• Instruction:
In the entries that follow, find the word "Evolución" and report each line it is on.
— begin Dataset excerpts —
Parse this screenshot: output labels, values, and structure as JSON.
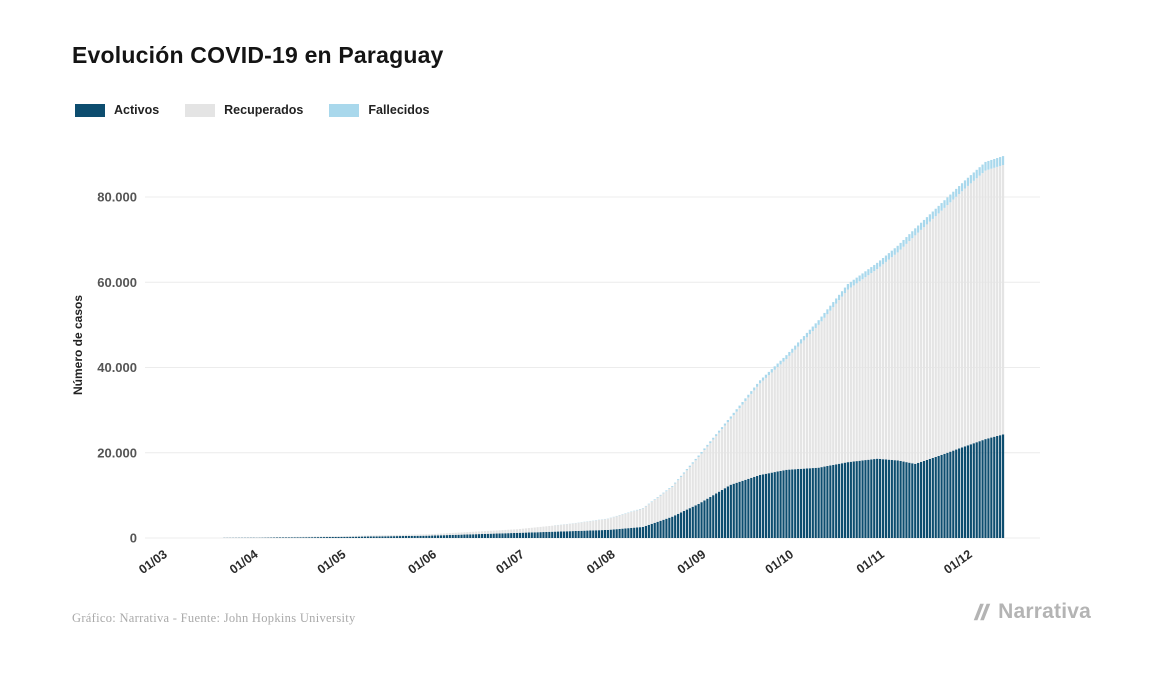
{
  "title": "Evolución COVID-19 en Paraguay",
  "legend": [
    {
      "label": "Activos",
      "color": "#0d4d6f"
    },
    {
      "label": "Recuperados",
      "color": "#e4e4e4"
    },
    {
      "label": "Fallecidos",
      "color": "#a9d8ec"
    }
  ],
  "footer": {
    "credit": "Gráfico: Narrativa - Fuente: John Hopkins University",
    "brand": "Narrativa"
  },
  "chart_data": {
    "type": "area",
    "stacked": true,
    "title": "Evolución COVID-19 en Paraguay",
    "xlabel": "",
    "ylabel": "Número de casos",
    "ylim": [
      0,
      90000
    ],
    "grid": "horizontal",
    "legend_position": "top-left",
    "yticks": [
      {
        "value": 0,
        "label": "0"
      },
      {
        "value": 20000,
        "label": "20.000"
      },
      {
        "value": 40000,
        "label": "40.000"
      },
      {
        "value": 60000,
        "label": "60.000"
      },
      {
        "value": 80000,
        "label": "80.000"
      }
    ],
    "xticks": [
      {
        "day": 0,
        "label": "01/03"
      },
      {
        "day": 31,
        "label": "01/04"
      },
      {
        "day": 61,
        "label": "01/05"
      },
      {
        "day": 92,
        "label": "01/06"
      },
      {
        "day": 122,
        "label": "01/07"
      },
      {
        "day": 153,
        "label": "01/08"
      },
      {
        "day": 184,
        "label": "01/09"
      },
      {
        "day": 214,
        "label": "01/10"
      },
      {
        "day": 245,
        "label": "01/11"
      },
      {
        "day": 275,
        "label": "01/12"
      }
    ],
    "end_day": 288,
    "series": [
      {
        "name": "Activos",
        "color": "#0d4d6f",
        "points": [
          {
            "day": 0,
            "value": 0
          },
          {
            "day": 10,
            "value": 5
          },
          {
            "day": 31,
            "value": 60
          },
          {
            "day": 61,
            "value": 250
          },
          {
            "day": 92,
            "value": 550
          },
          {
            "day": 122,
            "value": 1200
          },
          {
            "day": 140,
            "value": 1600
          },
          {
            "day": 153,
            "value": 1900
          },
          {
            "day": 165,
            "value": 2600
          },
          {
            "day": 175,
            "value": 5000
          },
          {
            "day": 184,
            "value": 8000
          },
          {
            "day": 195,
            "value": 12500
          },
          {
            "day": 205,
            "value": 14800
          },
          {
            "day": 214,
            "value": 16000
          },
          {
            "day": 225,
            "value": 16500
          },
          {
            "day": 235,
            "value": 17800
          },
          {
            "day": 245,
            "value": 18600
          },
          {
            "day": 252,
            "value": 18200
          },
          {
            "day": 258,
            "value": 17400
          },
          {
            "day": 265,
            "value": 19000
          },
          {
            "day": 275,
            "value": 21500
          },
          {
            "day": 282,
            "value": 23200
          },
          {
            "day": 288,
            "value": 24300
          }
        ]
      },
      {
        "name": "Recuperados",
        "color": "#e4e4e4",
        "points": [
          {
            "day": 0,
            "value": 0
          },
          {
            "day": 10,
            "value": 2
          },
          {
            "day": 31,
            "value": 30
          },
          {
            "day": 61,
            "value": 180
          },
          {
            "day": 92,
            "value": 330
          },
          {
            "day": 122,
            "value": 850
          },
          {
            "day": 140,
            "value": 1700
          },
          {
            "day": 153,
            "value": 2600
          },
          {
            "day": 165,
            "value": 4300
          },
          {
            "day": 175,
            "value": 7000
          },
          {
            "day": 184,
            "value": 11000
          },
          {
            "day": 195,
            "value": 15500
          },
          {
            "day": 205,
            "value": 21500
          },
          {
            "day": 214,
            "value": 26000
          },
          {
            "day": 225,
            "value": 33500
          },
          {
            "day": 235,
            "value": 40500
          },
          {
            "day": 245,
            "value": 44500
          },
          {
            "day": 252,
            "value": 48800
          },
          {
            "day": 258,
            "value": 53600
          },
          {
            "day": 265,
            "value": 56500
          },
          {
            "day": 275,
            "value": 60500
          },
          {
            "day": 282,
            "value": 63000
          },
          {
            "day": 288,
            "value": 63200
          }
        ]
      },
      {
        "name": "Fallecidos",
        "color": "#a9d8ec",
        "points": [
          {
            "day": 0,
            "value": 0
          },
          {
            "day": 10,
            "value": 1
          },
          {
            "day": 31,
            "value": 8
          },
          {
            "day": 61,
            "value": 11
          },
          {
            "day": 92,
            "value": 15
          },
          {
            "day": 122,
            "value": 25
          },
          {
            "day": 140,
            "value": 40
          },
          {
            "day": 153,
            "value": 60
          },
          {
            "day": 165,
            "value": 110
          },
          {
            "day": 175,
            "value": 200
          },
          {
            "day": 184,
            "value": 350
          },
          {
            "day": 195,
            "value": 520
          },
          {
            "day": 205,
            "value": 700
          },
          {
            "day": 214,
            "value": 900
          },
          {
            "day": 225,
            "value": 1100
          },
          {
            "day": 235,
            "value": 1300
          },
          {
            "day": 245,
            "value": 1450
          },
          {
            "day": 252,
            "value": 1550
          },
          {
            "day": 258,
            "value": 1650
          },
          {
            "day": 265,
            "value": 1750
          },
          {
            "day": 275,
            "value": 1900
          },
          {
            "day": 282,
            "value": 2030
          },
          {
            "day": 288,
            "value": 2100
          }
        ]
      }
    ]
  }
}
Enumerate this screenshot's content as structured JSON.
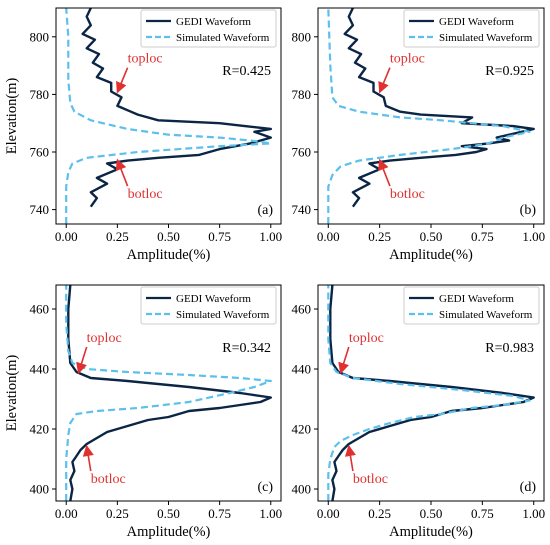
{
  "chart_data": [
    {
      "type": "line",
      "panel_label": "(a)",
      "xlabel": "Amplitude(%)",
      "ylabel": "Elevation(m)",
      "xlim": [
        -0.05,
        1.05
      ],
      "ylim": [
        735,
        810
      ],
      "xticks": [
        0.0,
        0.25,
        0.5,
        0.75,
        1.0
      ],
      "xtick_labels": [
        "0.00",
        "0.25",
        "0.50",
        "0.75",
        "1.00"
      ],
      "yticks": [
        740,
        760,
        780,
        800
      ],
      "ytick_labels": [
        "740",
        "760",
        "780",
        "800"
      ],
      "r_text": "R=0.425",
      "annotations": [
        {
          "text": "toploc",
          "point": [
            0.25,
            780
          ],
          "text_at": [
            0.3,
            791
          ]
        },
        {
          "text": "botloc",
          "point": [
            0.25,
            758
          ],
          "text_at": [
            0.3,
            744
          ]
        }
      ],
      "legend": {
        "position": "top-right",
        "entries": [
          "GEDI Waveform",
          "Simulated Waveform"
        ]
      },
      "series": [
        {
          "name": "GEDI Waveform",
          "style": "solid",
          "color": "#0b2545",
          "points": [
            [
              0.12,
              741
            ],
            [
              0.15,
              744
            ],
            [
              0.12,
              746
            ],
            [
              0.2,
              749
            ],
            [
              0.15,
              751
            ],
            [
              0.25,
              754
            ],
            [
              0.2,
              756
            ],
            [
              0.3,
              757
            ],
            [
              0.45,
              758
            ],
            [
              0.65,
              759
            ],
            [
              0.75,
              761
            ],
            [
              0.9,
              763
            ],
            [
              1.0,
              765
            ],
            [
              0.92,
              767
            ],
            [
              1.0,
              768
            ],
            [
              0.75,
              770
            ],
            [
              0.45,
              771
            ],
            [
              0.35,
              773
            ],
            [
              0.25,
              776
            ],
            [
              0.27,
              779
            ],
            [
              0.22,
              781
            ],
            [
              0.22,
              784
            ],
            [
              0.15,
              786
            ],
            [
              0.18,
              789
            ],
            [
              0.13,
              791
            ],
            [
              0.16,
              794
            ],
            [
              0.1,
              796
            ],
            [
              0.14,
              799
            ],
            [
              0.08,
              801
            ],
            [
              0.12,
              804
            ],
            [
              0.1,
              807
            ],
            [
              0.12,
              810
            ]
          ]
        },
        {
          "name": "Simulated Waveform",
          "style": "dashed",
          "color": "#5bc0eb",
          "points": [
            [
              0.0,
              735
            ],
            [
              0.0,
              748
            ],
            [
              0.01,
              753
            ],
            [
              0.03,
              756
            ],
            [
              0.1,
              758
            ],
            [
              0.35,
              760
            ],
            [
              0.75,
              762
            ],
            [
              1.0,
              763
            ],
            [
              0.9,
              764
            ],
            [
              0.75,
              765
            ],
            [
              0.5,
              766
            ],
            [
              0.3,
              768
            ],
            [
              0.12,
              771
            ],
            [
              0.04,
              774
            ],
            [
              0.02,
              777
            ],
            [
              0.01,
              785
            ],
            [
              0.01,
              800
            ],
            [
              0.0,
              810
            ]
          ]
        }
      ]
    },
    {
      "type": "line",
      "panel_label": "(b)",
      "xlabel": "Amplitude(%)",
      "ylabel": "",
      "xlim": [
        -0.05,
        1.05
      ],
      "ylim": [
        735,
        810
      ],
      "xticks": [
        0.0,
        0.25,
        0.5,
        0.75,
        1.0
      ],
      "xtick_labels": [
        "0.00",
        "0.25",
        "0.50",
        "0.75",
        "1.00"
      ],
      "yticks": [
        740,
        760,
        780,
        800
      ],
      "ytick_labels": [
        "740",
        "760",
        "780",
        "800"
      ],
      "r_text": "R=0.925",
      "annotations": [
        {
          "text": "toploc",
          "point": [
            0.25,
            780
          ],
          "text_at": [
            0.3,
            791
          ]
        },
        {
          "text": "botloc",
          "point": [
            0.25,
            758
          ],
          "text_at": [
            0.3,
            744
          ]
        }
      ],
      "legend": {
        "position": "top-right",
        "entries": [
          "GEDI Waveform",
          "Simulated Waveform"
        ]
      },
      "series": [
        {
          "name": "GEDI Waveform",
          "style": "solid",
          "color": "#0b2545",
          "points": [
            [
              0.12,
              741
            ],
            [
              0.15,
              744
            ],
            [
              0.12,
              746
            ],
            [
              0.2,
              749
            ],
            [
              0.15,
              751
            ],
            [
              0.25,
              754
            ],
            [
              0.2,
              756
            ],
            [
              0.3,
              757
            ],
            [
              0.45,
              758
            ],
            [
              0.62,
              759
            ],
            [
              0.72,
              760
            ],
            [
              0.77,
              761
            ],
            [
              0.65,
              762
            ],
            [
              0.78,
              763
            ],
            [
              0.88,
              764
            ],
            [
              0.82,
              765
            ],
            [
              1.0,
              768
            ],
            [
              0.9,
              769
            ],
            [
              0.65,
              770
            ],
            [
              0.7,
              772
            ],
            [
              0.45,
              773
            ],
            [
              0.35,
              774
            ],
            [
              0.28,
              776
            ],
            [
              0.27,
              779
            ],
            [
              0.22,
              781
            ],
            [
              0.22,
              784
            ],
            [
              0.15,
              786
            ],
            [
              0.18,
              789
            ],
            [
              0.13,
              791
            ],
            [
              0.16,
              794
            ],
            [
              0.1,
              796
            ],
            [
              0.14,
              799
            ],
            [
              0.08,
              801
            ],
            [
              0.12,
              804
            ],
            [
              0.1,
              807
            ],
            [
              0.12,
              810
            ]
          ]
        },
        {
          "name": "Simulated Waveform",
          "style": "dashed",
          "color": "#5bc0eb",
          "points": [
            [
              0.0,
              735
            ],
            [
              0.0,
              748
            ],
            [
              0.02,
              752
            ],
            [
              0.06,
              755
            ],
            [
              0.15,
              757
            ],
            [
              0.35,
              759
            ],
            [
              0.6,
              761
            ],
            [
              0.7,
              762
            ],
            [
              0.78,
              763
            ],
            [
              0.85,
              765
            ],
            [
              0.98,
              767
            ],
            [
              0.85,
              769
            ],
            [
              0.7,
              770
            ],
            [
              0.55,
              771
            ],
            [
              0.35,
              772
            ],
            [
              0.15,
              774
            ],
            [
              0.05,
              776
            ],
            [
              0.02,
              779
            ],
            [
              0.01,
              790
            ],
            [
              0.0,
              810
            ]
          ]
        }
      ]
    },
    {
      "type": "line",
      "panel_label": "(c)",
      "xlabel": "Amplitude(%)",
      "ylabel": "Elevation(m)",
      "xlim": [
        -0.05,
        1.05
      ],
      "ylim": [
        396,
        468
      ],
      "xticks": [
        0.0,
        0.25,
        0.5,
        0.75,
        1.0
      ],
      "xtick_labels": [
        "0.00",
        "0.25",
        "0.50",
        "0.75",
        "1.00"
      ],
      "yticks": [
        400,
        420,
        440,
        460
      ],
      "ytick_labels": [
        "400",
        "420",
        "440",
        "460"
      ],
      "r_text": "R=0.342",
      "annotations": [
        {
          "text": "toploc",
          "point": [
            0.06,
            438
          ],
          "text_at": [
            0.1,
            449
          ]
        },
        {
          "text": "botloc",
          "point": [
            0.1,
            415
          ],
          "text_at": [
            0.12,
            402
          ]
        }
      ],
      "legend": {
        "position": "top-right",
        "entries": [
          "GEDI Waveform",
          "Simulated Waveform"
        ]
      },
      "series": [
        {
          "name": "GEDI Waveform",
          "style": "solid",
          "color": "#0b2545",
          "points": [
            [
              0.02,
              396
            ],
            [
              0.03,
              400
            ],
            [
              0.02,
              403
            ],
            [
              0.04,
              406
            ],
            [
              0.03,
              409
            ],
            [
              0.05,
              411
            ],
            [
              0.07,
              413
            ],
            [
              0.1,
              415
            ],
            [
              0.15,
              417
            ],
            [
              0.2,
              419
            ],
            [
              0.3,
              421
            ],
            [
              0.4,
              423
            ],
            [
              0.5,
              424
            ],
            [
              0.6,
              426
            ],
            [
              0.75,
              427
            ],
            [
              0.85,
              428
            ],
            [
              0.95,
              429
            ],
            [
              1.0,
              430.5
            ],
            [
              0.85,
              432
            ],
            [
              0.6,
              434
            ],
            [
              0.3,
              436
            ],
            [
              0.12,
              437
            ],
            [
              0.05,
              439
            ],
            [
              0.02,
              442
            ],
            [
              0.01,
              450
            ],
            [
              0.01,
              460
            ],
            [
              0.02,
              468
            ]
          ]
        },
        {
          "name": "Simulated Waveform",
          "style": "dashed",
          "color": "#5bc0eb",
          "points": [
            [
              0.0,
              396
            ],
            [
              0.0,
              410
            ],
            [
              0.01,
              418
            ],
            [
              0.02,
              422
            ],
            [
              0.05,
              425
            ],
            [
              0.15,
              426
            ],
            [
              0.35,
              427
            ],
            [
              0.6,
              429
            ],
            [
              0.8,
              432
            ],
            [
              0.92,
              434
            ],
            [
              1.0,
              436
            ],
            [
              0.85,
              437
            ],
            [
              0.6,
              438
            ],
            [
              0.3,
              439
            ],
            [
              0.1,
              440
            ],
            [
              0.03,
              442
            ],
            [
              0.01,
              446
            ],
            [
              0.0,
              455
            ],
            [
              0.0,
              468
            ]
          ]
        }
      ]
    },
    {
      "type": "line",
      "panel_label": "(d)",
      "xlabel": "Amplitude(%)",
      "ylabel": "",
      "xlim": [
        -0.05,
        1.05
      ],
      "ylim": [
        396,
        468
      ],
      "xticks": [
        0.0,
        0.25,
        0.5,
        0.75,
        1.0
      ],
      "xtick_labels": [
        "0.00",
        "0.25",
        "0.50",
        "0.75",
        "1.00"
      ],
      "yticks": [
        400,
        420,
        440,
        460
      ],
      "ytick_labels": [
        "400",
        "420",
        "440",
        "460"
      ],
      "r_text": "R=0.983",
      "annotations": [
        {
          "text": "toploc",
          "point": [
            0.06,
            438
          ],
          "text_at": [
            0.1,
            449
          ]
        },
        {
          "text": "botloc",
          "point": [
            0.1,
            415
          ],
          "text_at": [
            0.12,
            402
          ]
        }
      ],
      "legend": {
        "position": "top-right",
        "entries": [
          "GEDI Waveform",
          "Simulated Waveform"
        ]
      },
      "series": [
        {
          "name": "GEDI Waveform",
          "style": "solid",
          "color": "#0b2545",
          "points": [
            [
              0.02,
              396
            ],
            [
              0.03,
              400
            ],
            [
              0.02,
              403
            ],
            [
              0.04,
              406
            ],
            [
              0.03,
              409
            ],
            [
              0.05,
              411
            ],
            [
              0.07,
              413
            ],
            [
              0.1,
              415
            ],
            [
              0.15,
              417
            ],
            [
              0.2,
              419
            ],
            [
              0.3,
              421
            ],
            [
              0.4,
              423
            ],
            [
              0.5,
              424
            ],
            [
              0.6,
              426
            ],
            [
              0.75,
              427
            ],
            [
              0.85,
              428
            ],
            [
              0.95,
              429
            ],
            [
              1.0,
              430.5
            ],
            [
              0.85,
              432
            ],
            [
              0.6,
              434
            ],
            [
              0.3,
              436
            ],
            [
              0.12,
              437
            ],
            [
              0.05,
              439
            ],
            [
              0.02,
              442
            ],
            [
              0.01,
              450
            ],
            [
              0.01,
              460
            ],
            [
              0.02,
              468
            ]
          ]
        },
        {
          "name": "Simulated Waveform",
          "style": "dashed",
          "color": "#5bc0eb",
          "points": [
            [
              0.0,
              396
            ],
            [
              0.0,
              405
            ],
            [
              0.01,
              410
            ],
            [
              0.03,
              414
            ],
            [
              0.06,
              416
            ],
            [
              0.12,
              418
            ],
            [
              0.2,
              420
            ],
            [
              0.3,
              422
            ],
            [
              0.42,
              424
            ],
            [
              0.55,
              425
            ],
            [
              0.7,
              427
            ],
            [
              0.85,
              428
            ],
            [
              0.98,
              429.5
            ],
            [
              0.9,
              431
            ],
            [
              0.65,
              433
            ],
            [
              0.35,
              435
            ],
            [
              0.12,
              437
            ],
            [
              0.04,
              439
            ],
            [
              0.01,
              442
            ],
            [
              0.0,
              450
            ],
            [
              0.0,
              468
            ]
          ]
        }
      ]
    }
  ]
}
— end Dataset excerpts —
• The completed task:
  "title": "Evolución COVID-19 en Paraguay",
    "title": "Evolución COVID-19 en Paraguay",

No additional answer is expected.